■ WHAT TO WORK ON ■
Where a line contains the word "name", copy that line in full.

§ §

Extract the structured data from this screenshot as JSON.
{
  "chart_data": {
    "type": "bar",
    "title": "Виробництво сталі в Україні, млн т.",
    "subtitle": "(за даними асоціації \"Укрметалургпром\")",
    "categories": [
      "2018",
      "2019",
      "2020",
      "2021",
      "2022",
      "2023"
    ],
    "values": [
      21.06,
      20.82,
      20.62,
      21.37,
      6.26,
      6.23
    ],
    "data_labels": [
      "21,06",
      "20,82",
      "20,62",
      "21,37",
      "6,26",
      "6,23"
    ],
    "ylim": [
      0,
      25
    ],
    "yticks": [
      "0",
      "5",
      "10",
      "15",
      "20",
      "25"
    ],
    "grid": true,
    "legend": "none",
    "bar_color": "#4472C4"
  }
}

§ §

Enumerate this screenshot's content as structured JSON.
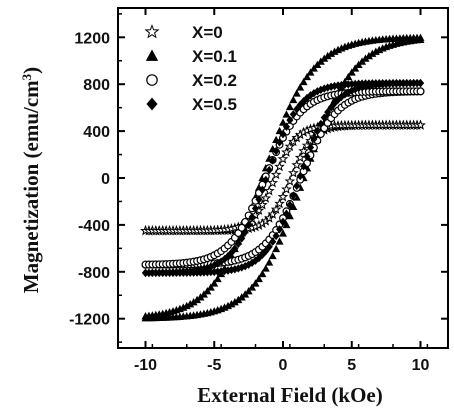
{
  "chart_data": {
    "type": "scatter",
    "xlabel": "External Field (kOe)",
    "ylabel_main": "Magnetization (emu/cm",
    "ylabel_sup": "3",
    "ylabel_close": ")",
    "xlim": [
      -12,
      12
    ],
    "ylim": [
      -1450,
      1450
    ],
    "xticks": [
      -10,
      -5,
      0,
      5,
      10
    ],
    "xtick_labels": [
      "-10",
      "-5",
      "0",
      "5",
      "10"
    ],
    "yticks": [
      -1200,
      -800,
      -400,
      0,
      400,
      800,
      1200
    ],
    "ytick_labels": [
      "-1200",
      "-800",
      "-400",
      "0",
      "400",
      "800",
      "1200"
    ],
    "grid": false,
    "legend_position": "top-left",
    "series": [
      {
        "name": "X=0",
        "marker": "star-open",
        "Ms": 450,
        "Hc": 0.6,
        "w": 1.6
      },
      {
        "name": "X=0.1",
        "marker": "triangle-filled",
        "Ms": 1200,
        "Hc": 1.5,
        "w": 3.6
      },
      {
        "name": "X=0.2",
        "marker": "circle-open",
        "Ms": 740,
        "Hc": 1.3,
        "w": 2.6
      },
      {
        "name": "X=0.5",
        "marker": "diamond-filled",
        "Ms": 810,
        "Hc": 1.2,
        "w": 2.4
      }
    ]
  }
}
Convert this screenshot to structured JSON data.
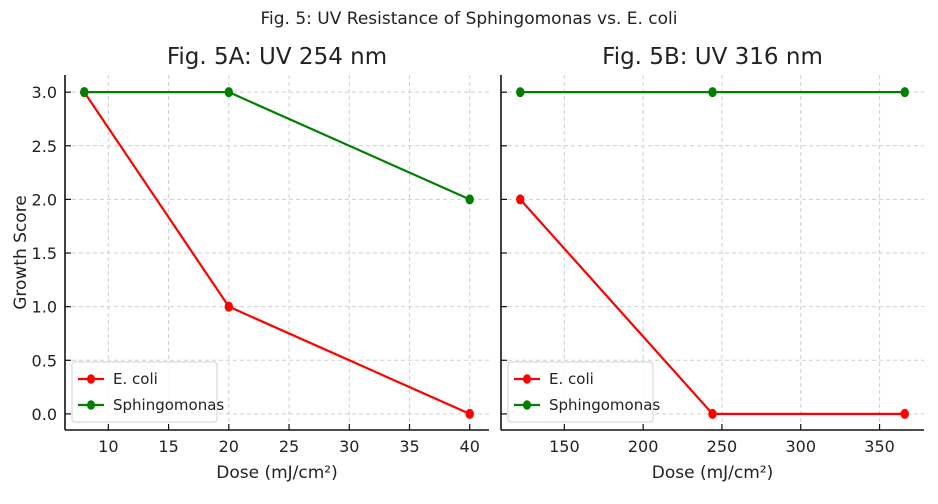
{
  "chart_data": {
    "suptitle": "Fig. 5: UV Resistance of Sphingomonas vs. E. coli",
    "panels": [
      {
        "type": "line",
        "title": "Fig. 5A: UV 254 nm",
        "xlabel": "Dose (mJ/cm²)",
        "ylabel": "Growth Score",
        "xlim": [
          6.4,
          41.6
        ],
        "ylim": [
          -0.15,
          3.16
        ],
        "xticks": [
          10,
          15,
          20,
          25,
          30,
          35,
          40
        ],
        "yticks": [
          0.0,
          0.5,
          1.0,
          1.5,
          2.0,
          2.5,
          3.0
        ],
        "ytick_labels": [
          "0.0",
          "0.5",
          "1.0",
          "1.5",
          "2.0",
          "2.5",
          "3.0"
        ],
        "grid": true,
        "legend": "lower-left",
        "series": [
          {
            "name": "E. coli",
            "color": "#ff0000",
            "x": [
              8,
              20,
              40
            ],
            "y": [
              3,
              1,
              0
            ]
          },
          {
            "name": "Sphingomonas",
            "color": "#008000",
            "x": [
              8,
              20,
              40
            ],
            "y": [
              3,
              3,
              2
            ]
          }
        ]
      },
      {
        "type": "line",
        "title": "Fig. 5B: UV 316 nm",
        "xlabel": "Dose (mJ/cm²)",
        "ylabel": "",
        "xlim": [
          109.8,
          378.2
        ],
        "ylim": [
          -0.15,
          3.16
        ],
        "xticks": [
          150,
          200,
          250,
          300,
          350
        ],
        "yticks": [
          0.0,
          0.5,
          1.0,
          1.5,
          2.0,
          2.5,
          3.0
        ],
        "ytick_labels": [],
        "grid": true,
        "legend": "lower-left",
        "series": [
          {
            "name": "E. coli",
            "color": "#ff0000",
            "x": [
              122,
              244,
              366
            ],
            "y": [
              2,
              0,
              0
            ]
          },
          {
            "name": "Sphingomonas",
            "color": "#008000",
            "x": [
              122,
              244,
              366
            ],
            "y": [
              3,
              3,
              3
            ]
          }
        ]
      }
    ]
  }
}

§ §

■ COMPLETE ANSWER ■
        "name": "X=0",
        "name": "X=0.1",
        "name": "X=0.2",
        "name": "X=0.5",
            "name": "E. coli",
            "name": "Sphingomonas",
            "name": "E. coli",
            "name": "Sphingomonas",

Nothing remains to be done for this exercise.